The listing below must be repeated word for word, with its images excluded.

(Extracted data entries)
>> START
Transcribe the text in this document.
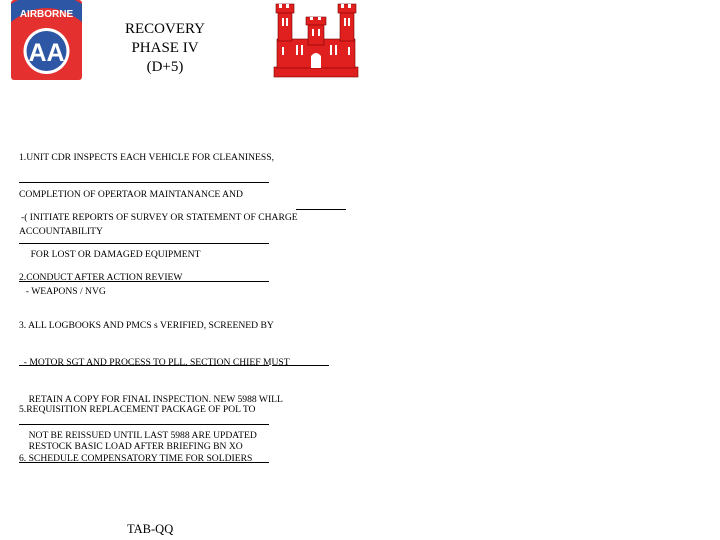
AIRBORNE
AA
RECOVERY
PHASE IV
(D+5)

1.UNIT CDR INSPECTS EACH VEHICLE FOR CLEANINESS,

COMPLETION OF OPERTAOR MAINTANANCE AND

ACCOUNTABILITY

-( INITIATE REPORTS OF SURVEY OR STATEMENT OF CHARGE

FOR LOST OR DAMAGED EQUIPMENT

- WEAPONS / NVG

2.CONDUCT AFTER ACTION REVIEW

3. ALL LOGBOOKS AND PMCS s VERIFIED, SCREENED BY

- MOTOR SGT AND PROCESS TO PLL. SECTION CHIEF MUST

RETAIN A COPY FOR FINAL INSPECTION. NEW 5988 WILL

NOT BE REISSUED UNTIL LAST 5988 ARE UPDATED

5.REQUISITION REPLACEMENT PACKAGE OF POL TO

RESTOCK BASIC LOAD AFTER BRIEFING BN XO

6. SCHEDULE COMPENSATORY TIME FOR SOLDIERS

TAB-QQ
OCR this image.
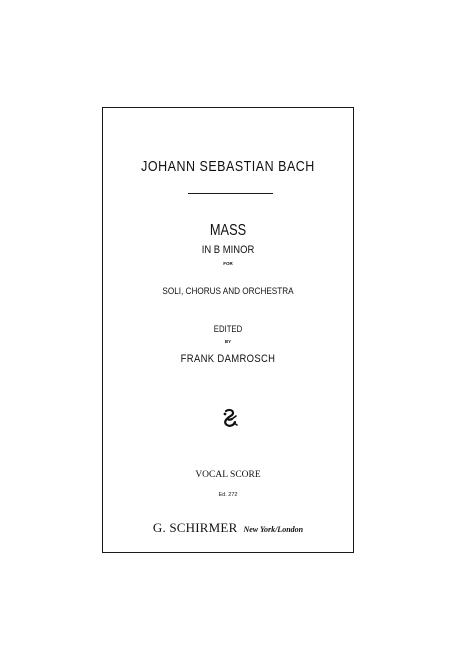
JOHANN SEBASTIAN BACH
MASS
IN B MINOR
FOR
SOLI, CHORUS AND ORCHESTRA
EDITED
BY
FRANK DAMROSCH
VOCAL SCORE
Ed. 272
G. SCHIRMER New York/London
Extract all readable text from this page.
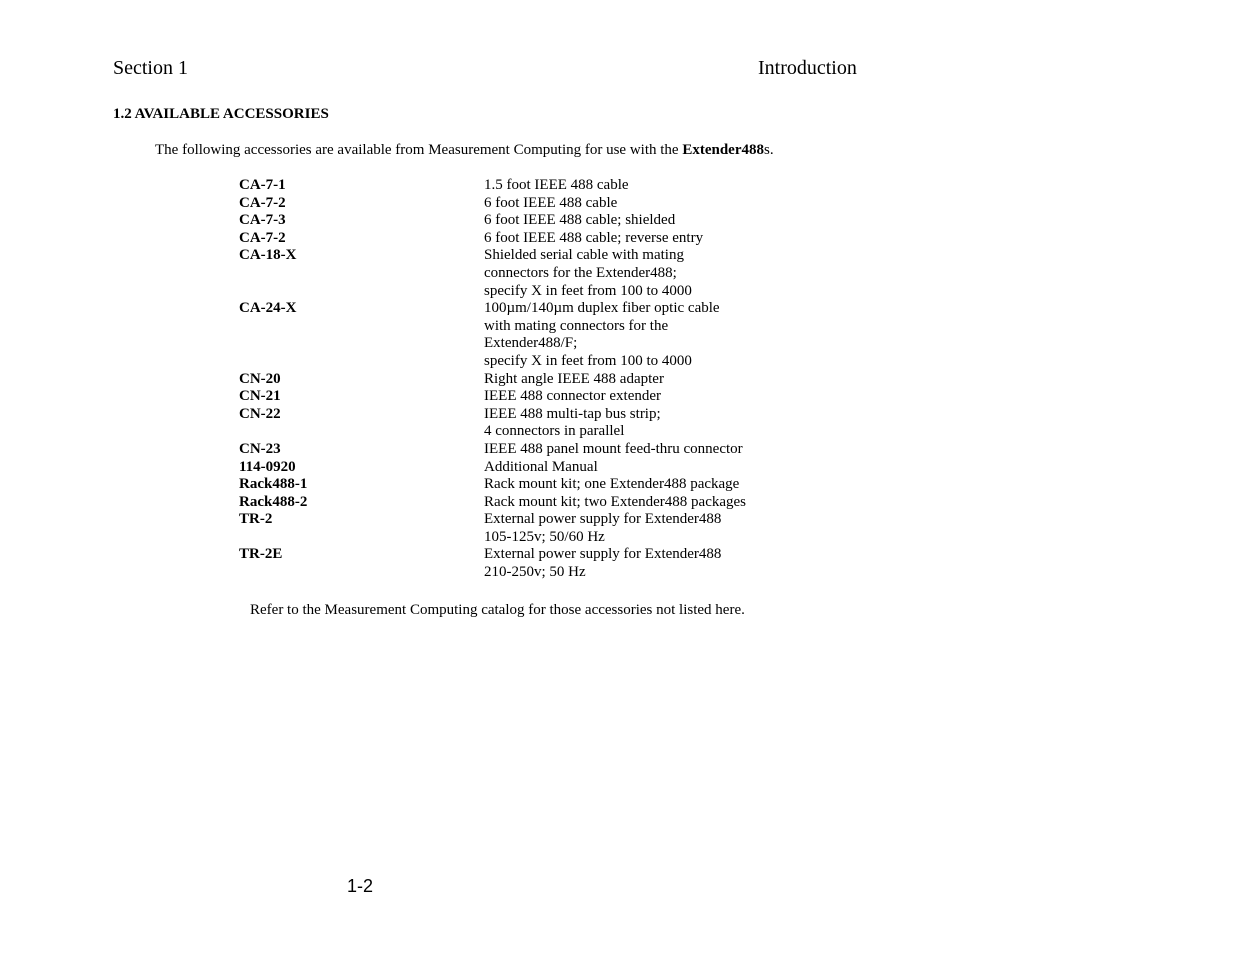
Section 1	Introduction
1.2 AVAILABLE ACCESSORIES
The following accessories are available from Measurement Computing for use with the Extender488s.
CA-7-1	1.5 foot IEEE 488 cable
CA-7-2	6 foot IEEE 488 cable
CA-7-3	6 foot IEEE 488 cable; shielded
CA-7-2	6 foot IEEE 488 cable; reverse entry
CA-18-X	Shielded serial cable with mating
connectors for the Extender488;
specify X in feet from 100 to 4000
CA-24-X	100µm/140µm duplex fiber optic cable
with mating connectors for the
Extender488/F;
specify X in feet from 100 to 4000
CN-20	Right angle IEEE 488 adapter
CN-21	IEEE 488 connector extender
CN-22	IEEE 488 multi-tap bus strip;
4 connectors in parallel
CN-23	IEEE 488 panel mount feed-thru connector
114-0920	Additional Manual
Rack488-1	Rack mount kit; one Extender488 package
Rack488-2	Rack mount kit; two Extender488 packages
TR-2	External power supply for Extender488
105-125v; 50/60 Hz
TR-2E	External power supply for Extender488
210-250v; 50 Hz
Refer to the Measurement Computing catalog for those accessories not listed here.
1-2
>> END
* **Exercise solution**:
Transcribe the text in this document.
AIRBORNE
AA
RECOVERY
PHASE IV
(D+5)

1.UNIT CDR INSPECTS EACH VEHICLE FOR CLEANINESS,

COMPLETION OF OPERTAOR MAINTANANCE AND

ACCOUNTABILITY

-( INITIATE REPORTS OF SURVEY OR STATEMENT OF CHARGE

FOR LOST OR DAMAGED EQUIPMENT

- WEAPONS / NVG

2.CONDUCT AFTER ACTION REVIEW

3. ALL LOGBOOKS AND PMCS s VERIFIED, SCREENED BY

- MOTOR SGT AND PROCESS TO PLL. SECTION CHIEF MUST

RETAIN A COPY FOR FINAL INSPECTION. NEW 5988 WILL

NOT BE REISSUED UNTIL LAST 5988 ARE UPDATED

5.REQUISITION REPLACEMENT PACKAGE OF POL TO

RESTOCK BASIC LOAD AFTER BRIEFING BN XO

6. SCHEDULE COMPENSATORY TIME FOR SOLDIERS

TAB-QQ
OCR this image.
JOHANN SEBASTIAN BACH
MASS
IN B MINOR
FOR
SOLI, CHORUS AND ORCHESTRA
EDITED
BY
FRANK DAMROSCH
VOCAL SCORE
Ed. 272
G. SCHIRMER New York/London
Extract all readable text from this page.
Section 1	Introduction
1.2 AVAILABLE ACCESSORIES
The following accessories are available from Measurement Computing for use with the Extender488s.
CA-7-1	1.5 foot IEEE 488 cable
CA-7-2	6 foot IEEE 488 cable
CA-7-3	6 foot IEEE 488 cable; shielded
CA-7-2	6 foot IEEE 488 cable; reverse entry
CA-18-X	Shielded serial cable with mating
connectors for the Extender488;
specify X in feet from 100 to 4000
CA-24-X	100µm/140µm duplex fiber optic cable
with mating connectors for the
Extender488/F;
specify X in feet from 100 to 4000
CN-20	Right angle IEEE 488 adapter
CN-21	IEEE 488 connector extender
CN-22	IEEE 488 multi-tap bus strip;
4 connectors in parallel
CN-23	IEEE 488 panel mount feed-thru connector
114-0920	Additional Manual
Rack488-1	Rack mount kit; one Extender488 package
Rack488-2	Rack mount kit; two Extender488 packages
TR-2	External power supply for Extender488
105-125v; 50/60 Hz
TR-2E	External power supply for Extender488
210-250v; 50 Hz
Refer to the Measurement Computing catalog for those accessories not listed here.
1-2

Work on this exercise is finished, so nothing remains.